** BEGIN Task material **

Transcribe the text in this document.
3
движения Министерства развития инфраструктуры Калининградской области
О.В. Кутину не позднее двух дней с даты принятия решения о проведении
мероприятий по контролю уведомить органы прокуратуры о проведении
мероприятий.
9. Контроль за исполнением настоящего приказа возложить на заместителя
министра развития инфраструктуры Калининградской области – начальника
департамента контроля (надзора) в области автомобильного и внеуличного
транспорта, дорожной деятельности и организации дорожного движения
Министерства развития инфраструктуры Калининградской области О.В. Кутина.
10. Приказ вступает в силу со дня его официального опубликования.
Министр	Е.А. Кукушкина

** END Task material **

→ **Request**
The whole listing above needs to be written out again exactly.

→ **Expected output**
Transcribe the text in this document.
3
движения Министерства развития инфраструктуры Калининградской области
О.В. Кутину не позднее двух дней с даты принятия решения о проведении
мероприятий по контролю уведомить органы прокуратуры о проведении
мероприятий.
9. Контроль за исполнением настоящего приказа возложить на заместителя
министра развития инфраструктуры Калининградской области – начальника
департамента контроля (надзора) в области автомобильного и внеуличного
транспорта, дорожной деятельности и организации дорожного движения
Министерства развития инфраструктуры Калининградской области О.В. Кутина.
10. Приказ вступает в силу со дня его официального опубликования.
Министр	Е.А. Кукушкина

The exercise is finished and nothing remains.